■ **Entries shown**:

════════════════

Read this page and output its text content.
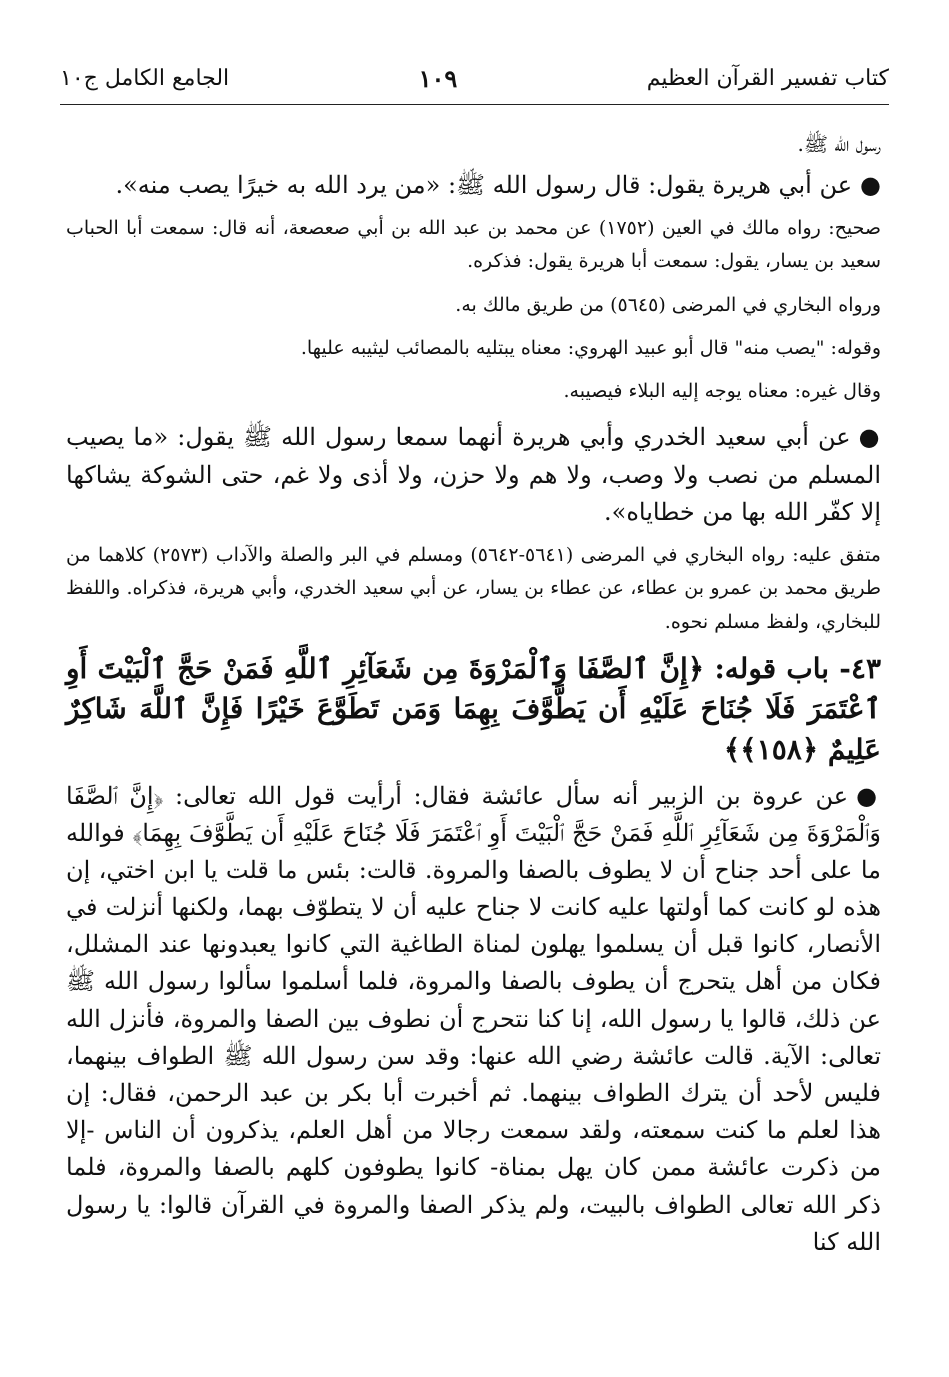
كتاب تفسير القرآن العظيم
١٠٩
الجامع الكامل ج١٠

رسول الله ﷺ.

●عن أبي هريرة يقول: قال رسول الله ﷺ: «من يرد الله به خيرًا يصب منه».

صحيح: رواه مالك في العين (١٧٥٢) عن محمد بن عبد الله بن أبي صعصعة، أنه قال: سمعت أبا الحباب سعيد بن يسار، يقول: سمعت أبا هريرة يقول: فذكره.

ورواه البخاري في المرضى (٥٦٤٥) من طريق مالك به.

وقوله: "يصب منه" قال أبو عبيد الهروي: معناه يبتليه بالمصائب ليثيبه عليها.

وقال غيره: معناه يوجه إليه البلاء فيصيبه.

●عن أبي سعيد الخدري وأبي هريرة أنهما سمعا رسول الله ﷺ يقول: «ما يصيب المسلم من نصب ولا وصب، ولا هم ولا حزن، ولا أذى ولا غم، حتى الشوكة يشاكها إلا كفّر الله بها من خطاياه».

متفق عليه: رواه البخاري في المرضى (٥٦٤١-٥٦٤٢) ومسلم في البر والصلة والآداب (٢٥٧٣) كلاهما من طريق محمد بن عمرو بن عطاء، عن عطاء بن يسار، عن أبي سعيد الخدري، وأبي هريرة، فذكراه. واللفظ للبخاري، ولفظ مسلم نحوه.

٤٣- باب قوله: ﴿إِنَّ ٱلصَّفَا وَٱلْمَرْوَةَ مِن شَعَآئِرِ ٱللَّهِ فَمَنْ حَجَّ ٱلْبَيْتَ أَوِ ٱعْتَمَرَ فَلَا جُنَاحَ عَلَيْهِ أَن يَطَّوَّفَ بِهِمَا وَمَن تَطَوَّعَ خَيْرًا فَإِنَّ ٱللَّهَ شَاكِرٌ عَلِيمٌ ﴿١٥٨﴾﴾

●عن عروة بن الزبير أنه سأل عائشة فقال: أرأيت قول الله تعالى: ﴿إِنَّ ٱلصَّفَا وَٱلْمَرْوَةَ مِن شَعَآئِرِ ٱللَّهِ فَمَنْ حَجَّ ٱلْبَيْتَ أَوِ ٱعْتَمَرَ فَلَا جُنَاحَ عَلَيْهِ أَن يَطَّوَّفَ بِهِمَا﴾ فوالله ما على أحد جناح أن لا يطوف بالصفا والمروة. قالت: بئس ما قلت يا ابن اختي، إن هذه لو كانت كما أولتها عليه كانت لا جناح عليه أن لا يتطوّف بهما، ولكنها أنزلت في الأنصار، كانوا قبل أن يسلموا يهلون لمناة الطاغية التي كانوا يعبدونها عند المشلل، فكان من أهل يتحرج أن يطوف بالصفا والمروة، فلما أسلموا سألوا رسول الله ﷺ عن ذلك، قالوا يا رسول الله، إنا كنا نتحرج أن نطوف بين الصفا والمروة، فأنزل الله تعالى: الآية. قالت عائشة رضي الله عنها: وقد سن رسول الله ﷺ الطواف بينهما، فليس لأحد أن يترك الطواف بينهما. ثم أخبرت أبا بكر بن عبد الرحمن، فقال: إن هذا لعلم ما كنت سمعته، ولقد سمعت رجالا من أهل العلم، يذكرون أن الناس -إلا من ذكرت عائشة ممن كان يهل بمناة- كانوا يطوفون كلهم بالصفا والمروة، فلما ذكر الله تعالى الطواف بالبيت، ولم يذكر الصفا والمروة في القرآن قالوا: يا رسول الله كنا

════════════════

■ **Set task**: All of the entries need to be transcribed word for word; pictures are left out.

■ **Exercise solution**:
Read this page and output its text content.
كتاب تفسير القرآن العظيم
١٠٩
الجامع الكامل ج١٠

رسول الله ﷺ.

●عن أبي هريرة يقول: قال رسول الله ﷺ: «من يرد الله به خيرًا يصب منه».

صحيح: رواه مالك في العين (١٧٥٢) عن محمد بن عبد الله بن أبي صعصعة، أنه قال: سمعت أبا الحباب سعيد بن يسار، يقول: سمعت أبا هريرة يقول: فذكره.

ورواه البخاري في المرضى (٥٦٤٥) من طريق مالك به.

وقوله: "يصب منه" قال أبو عبيد الهروي: معناه يبتليه بالمصائب ليثيبه عليها.

وقال غيره: معناه يوجه إليه البلاء فيصيبه.

●عن أبي سعيد الخدري وأبي هريرة أنهما سمعا رسول الله ﷺ يقول: «ما يصيب المسلم من نصب ولا وصب، ولا هم ولا حزن، ولا أذى ولا غم، حتى الشوكة يشاكها إلا كفّر الله بها من خطاياه».

متفق عليه: رواه البخاري في المرضى (٥٦٤١-٥٦٤٢) ومسلم في البر والصلة والآداب (٢٥٧٣) كلاهما من طريق محمد بن عمرو بن عطاء، عن عطاء بن يسار، عن أبي سعيد الخدري، وأبي هريرة، فذكراه. واللفظ للبخاري، ولفظ مسلم نحوه.

٤٣- باب قوله: ﴿إِنَّ ٱلصَّفَا وَٱلْمَرْوَةَ مِن شَعَآئِرِ ٱللَّهِ فَمَنْ حَجَّ ٱلْبَيْتَ أَوِ ٱعْتَمَرَ فَلَا جُنَاحَ عَلَيْهِ أَن يَطَّوَّفَ بِهِمَا وَمَن تَطَوَّعَ خَيْرًا فَإِنَّ ٱللَّهَ شَاكِرٌ عَلِيمٌ ﴿١٥٨﴾﴾

●عن عروة بن الزبير أنه سأل عائشة فقال: أرأيت قول الله تعالى: ﴿إِنَّ ٱلصَّفَا وَٱلْمَرْوَةَ مِن شَعَآئِرِ ٱللَّهِ فَمَنْ حَجَّ ٱلْبَيْتَ أَوِ ٱعْتَمَرَ فَلَا جُنَاحَ عَلَيْهِ أَن يَطَّوَّفَ بِهِمَا﴾ فوالله ما على أحد جناح أن لا يطوف بالصفا والمروة. قالت: بئس ما قلت يا ابن اختي، إن هذه لو كانت كما أولتها عليه كانت لا جناح عليه أن لا يتطوّف بهما، ولكنها أنزلت في الأنصار، كانوا قبل أن يسلموا يهلون لمناة الطاغية التي كانوا يعبدونها عند المشلل، فكان من أهل يتحرج أن يطوف بالصفا والمروة، فلما أسلموا سألوا رسول الله ﷺ عن ذلك، قالوا يا رسول الله، إنا كنا نتحرج أن نطوف بين الصفا والمروة، فأنزل الله تعالى: الآية. قالت عائشة رضي الله عنها: وقد سن رسول الله ﷺ الطواف بينهما، فليس لأحد أن يترك الطواف بينهما. ثم أخبرت أبا بكر بن عبد الرحمن، فقال: إن هذا لعلم ما كنت سمعته، ولقد سمعت رجالا من أهل العلم، يذكرون أن الناس -إلا من ذكرت عائشة ممن كان يهل بمناة- كانوا يطوفون كلهم بالصفا والمروة، فلما ذكر الله تعالى الطواف بالبيت، ولم يذكر الصفا والمروة في القرآن قالوا: يا رسول الله كنا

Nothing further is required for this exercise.